WRITTEN EXERCISE =
Every entry should be repeated exactly. Omit the pictures.
-- BEGIN DATASET EXTRACT --
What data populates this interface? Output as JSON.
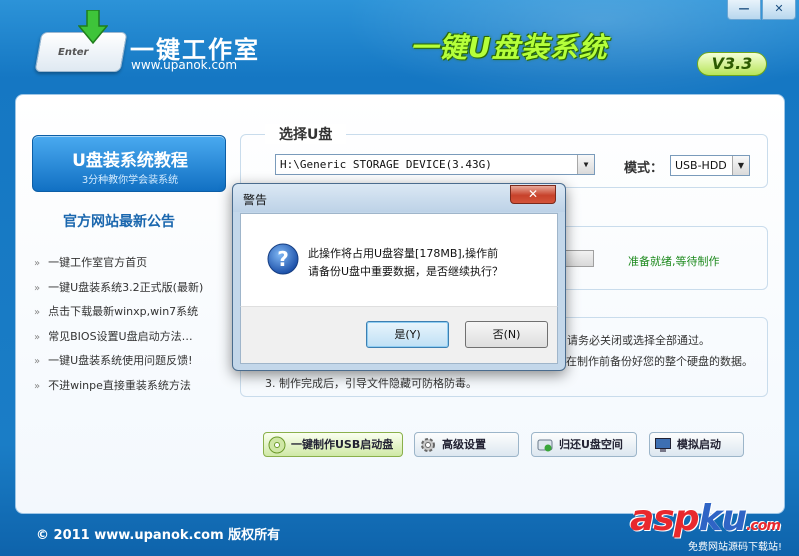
{
  "window": {
    "minimize_label": "—",
    "close_label": "✕"
  },
  "header": {
    "logo_key_text": "Enter",
    "logo_name": "一键工作室",
    "logo_url": "www.upanok.com",
    "product_title": "一键U盘装系统",
    "version": "V3.3"
  },
  "sidebar": {
    "tutorial_title": "U盘装系统教程",
    "tutorial_subtitle": "3分种教你学会装系统",
    "news_heading": "官方网站最新公告",
    "news_items": [
      "一键工作室官方首页",
      "一键U盘装系统3.2正式版(最新)",
      "点击下载最新winxp,win7系统",
      "常见BIOS设置U盘启动方法…",
      "一键U盘装系统使用问题反馈!",
      "不进winpe直接重装系统方法"
    ]
  },
  "usb_panel": {
    "legend": "选择U盘",
    "selected_disk": "H:\\Generic STORAGE DEVICE(3.43G)",
    "mode_label": "模式：",
    "mode_value": "USB-HDD"
  },
  "progress": {
    "status": "准备就绪,等待制作"
  },
  "tips": {
    "line1_tail": "请务必关闭或选择全部通过。",
    "line2_tail": "在制作前备份好您的整个硬盘的数据。",
    "line3": "3. 制作完成后，引导文件隐藏可防格防毒。"
  },
  "actions": [
    {
      "label": "一键制作USB启动盘"
    },
    {
      "label": "高级设置"
    },
    {
      "label": "归还U盘空间"
    },
    {
      "label": "模拟启动"
    }
  ],
  "footer": {
    "copyright": "© 2011 www.upanok.com   版权所有",
    "watermark_a": "asp",
    "watermark_b": "ku",
    "watermark_c": ".com",
    "watermark_sub": "免费网站源码下载站!"
  },
  "dialog": {
    "title": "警告",
    "close_label": "✕",
    "message_line1": "此操作将占用U盘容量[178MB],操作前",
    "message_line2": "请备份U盘中重要数据，是否继续执行？",
    "yes_label": "是(Y)",
    "no_label": "否(N)"
  },
  "colors": {
    "accent_blue": "#1a78c2",
    "title_green": "#b5ff3a",
    "status_green": "#1e8a1e",
    "watermark_red": "#e8282d"
  }
}
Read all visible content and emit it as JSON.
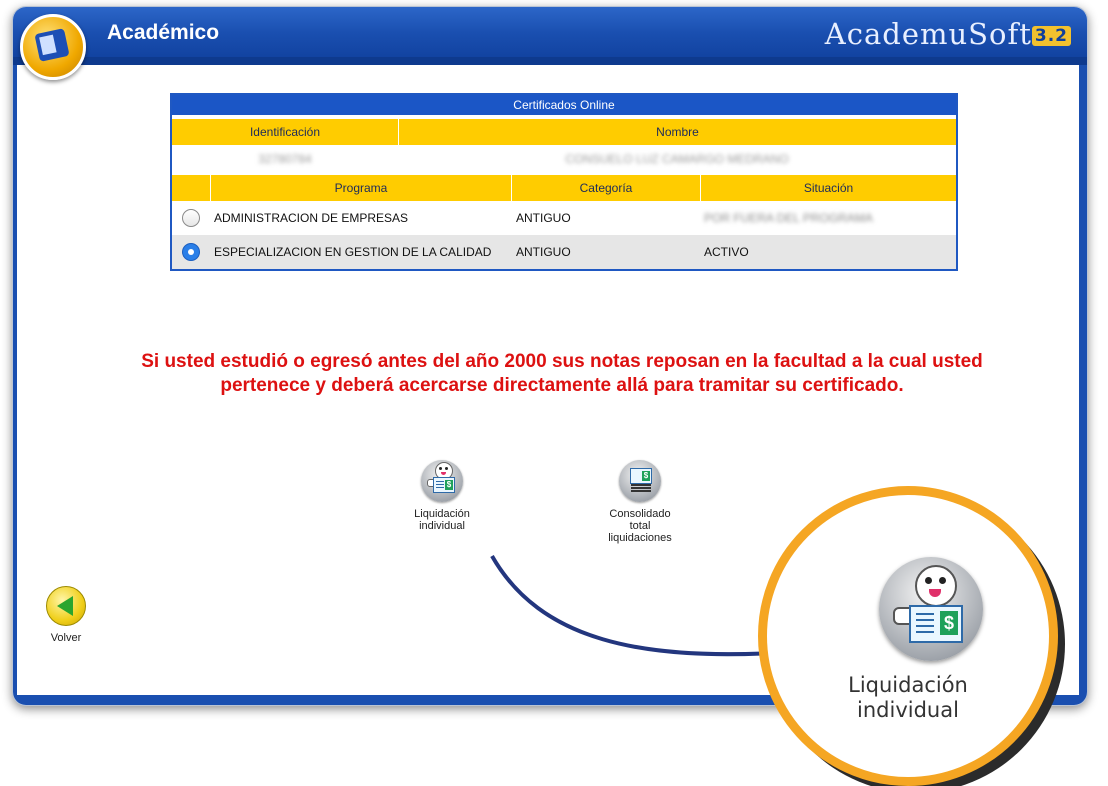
-- END DATASET EXTRACT --
RESPONSE =
What data populates this interface? Output as JSON.
{
  "window": {
    "minimize_label": "—",
    "close_label": "✕"
  },
  "header": {
    "logo_key_text": "Enter",
    "logo_name": "一键工作室",
    "logo_url": "www.upanok.com",
    "product_title": "一键U盘装系统",
    "version": "V3.3"
  },
  "sidebar": {
    "tutorial_title": "U盘装系统教程",
    "tutorial_subtitle": "3分种教你学会装系统",
    "news_heading": "官方网站最新公告",
    "news_items": [
      "一键工作室官方首页",
      "一键U盘装系统3.2正式版(最新)",
      "点击下载最新winxp,win7系统",
      "常见BIOS设置U盘启动方法…",
      "一键U盘装系统使用问题反馈!",
      "不进winpe直接重装系统方法"
    ]
  },
  "usb_panel": {
    "legend": "选择U盘",
    "selected_disk": "H:\\Generic STORAGE DEVICE(3.43G)",
    "mode_label": "模式：",
    "mode_value": "USB-HDD"
  },
  "progress": {
    "status": "准备就绪,等待制作"
  },
  "tips": {
    "line1_tail": "请务必关闭或选择全部通过。",
    "line2_tail": "在制作前备份好您的整个硬盘的数据。",
    "line3": "3. 制作完成后，引导文件隐藏可防格防毒。"
  },
  "actions": [
    {
      "label": "一键制作USB启动盘"
    },
    {
      "label": "高级设置"
    },
    {
      "label": "归还U盘空间"
    },
    {
      "label": "模拟启动"
    }
  ],
  "footer": {
    "copyright": "© 2011 www.upanok.com   版权所有",
    "watermark_a": "asp",
    "watermark_b": "ku",
    "watermark_c": ".com",
    "watermark_sub": "免费网站源码下载站!"
  },
  "dialog": {
    "title": "警告",
    "close_label": "✕",
    "message_line1": "此操作将占用U盘容量[178MB],操作前",
    "message_line2": "请备份U盘中重要数据，是否继续执行？",
    "yes_label": "是(Y)",
    "no_label": "否(N)"
  },
  "colors": {
    "accent_blue": "#1a78c2",
    "title_green": "#b5ff3a",
    "status_green": "#1e8a1e",
    "watermark_red": "#e8282d"
  }
}
Read all visible content and emit it as JSON.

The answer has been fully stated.